**PROBLEM TO SOLVE:** Read the lines below. Copy out any that hold the string "this".
··· INPUT MATERIAL
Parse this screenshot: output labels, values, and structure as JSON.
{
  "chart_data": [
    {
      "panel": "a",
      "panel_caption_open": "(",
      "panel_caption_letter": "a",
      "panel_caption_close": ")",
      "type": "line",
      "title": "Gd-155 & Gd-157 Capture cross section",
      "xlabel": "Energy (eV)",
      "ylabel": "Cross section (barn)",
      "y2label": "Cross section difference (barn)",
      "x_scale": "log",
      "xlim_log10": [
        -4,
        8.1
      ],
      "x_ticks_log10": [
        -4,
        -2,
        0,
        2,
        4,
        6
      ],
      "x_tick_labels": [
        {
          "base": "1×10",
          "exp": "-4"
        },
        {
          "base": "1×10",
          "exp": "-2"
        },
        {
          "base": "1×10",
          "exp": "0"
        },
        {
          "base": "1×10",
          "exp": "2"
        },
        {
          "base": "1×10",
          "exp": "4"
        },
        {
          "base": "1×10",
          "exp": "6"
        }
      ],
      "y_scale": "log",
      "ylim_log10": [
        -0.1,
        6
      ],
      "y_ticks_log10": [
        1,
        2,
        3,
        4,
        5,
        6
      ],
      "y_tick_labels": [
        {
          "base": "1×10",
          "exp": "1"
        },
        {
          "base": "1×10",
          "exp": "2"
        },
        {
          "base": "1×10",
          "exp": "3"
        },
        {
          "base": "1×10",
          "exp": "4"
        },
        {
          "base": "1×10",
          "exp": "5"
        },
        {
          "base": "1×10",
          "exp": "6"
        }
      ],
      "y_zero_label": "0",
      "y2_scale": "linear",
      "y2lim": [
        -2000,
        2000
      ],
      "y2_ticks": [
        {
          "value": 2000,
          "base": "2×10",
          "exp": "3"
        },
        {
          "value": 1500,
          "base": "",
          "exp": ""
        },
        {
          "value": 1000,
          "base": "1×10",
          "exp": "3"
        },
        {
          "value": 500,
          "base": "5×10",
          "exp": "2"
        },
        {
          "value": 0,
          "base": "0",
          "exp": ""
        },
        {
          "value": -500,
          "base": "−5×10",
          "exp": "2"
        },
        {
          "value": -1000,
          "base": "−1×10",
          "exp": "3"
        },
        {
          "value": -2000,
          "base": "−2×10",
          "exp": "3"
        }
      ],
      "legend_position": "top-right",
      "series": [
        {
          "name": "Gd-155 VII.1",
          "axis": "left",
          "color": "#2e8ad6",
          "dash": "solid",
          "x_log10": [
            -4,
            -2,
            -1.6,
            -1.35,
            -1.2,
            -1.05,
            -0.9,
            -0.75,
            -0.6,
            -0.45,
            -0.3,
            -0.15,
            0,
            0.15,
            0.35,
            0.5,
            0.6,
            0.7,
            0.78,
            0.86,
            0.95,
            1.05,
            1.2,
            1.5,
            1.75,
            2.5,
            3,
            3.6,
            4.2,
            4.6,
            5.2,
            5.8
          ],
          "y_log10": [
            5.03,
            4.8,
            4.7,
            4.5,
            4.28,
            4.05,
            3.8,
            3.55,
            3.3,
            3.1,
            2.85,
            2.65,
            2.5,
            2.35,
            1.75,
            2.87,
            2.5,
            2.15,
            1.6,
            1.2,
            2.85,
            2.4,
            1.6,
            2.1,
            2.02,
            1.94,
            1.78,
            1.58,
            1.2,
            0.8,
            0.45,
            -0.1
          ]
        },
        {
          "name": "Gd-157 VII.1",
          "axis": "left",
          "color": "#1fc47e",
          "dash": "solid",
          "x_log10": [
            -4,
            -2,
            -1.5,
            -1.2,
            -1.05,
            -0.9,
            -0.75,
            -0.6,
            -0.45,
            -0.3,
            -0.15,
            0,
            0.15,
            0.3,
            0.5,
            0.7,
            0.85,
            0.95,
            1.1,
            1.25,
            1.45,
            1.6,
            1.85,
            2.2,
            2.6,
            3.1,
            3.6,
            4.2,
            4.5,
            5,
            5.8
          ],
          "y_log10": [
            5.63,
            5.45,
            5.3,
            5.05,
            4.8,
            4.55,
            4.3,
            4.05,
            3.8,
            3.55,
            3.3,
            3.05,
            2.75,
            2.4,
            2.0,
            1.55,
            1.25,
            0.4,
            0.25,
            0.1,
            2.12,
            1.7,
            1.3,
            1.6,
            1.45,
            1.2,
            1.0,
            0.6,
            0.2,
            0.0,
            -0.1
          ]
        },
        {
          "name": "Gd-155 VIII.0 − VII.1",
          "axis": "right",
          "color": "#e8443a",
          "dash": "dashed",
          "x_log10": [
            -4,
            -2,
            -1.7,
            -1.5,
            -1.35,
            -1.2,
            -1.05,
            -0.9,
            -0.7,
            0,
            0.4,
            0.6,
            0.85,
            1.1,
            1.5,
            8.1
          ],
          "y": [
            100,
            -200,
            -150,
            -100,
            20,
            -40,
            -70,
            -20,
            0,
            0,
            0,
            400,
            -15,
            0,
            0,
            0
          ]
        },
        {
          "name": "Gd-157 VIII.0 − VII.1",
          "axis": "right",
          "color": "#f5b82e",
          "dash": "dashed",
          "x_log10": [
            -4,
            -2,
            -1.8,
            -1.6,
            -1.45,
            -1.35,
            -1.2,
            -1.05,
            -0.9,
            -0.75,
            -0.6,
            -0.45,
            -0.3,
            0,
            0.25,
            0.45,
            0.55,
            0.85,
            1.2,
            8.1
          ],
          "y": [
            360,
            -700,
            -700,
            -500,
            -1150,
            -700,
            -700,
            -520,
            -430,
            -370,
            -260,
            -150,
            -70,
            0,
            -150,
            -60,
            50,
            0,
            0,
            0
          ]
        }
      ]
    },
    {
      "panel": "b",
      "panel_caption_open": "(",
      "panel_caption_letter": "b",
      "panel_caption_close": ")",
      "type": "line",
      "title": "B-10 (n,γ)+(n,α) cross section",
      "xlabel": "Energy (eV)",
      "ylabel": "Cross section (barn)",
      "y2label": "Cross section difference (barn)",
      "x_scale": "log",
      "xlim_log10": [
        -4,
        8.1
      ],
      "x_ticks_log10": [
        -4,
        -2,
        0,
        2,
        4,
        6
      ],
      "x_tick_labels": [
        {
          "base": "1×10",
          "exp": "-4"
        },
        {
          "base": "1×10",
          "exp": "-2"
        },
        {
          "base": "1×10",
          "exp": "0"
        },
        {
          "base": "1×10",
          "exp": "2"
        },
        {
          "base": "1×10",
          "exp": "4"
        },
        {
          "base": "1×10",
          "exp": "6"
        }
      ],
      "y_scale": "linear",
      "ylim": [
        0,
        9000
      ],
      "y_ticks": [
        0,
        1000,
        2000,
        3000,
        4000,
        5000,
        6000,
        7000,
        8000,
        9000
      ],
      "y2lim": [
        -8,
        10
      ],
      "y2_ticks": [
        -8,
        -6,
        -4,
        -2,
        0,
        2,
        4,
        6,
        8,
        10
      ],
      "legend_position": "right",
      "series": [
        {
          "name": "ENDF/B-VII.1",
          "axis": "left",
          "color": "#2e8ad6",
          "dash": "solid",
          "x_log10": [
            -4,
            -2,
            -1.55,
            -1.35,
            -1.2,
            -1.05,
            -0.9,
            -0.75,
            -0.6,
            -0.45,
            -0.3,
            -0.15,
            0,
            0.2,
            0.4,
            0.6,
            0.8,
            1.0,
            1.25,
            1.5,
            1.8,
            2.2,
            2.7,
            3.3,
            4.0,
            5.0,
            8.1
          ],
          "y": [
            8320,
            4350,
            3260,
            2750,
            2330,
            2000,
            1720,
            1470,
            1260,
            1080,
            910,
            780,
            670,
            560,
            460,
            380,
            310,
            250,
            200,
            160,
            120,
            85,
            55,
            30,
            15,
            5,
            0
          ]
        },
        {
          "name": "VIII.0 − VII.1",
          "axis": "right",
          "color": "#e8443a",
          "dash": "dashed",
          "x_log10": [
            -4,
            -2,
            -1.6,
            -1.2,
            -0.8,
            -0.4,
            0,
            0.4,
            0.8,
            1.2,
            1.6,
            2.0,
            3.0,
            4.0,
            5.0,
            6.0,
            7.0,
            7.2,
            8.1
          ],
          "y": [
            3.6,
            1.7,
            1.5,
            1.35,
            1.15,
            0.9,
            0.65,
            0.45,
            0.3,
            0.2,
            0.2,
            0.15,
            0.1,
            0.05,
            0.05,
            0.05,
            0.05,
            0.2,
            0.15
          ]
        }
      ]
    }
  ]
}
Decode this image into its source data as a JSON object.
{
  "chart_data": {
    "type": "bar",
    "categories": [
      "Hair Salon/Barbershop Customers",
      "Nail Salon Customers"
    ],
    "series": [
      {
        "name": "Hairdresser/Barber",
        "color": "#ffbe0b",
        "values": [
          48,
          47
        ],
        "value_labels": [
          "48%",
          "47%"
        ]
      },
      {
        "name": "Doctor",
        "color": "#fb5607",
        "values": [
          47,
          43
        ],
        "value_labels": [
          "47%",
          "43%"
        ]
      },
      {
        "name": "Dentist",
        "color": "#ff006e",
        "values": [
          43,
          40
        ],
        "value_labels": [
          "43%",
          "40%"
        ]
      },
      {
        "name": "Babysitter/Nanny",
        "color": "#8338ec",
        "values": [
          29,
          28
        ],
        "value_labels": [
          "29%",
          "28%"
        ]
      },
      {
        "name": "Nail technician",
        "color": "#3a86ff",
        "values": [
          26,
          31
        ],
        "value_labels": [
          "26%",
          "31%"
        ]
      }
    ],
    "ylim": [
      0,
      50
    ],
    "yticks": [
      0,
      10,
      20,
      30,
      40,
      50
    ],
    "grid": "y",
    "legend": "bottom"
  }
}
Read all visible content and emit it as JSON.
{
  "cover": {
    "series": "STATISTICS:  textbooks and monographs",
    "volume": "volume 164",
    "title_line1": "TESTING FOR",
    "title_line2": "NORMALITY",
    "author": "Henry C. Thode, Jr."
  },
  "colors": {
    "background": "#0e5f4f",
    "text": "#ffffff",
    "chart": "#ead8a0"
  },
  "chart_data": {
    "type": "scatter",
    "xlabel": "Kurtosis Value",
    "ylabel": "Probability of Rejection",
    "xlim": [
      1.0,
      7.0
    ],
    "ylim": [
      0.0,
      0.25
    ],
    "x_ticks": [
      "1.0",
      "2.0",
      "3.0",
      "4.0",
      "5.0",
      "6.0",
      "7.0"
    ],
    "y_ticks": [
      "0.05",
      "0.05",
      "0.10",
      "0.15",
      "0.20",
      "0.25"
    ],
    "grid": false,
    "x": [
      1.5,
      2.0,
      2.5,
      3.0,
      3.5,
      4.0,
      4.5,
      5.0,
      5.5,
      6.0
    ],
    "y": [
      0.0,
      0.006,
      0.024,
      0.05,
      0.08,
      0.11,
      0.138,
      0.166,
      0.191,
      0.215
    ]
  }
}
······
**OUTPUT OF THE TASK:**
Parse this screenshot: output labels, values, and structure as JSON.
Decode this image into its source data as a JSON object.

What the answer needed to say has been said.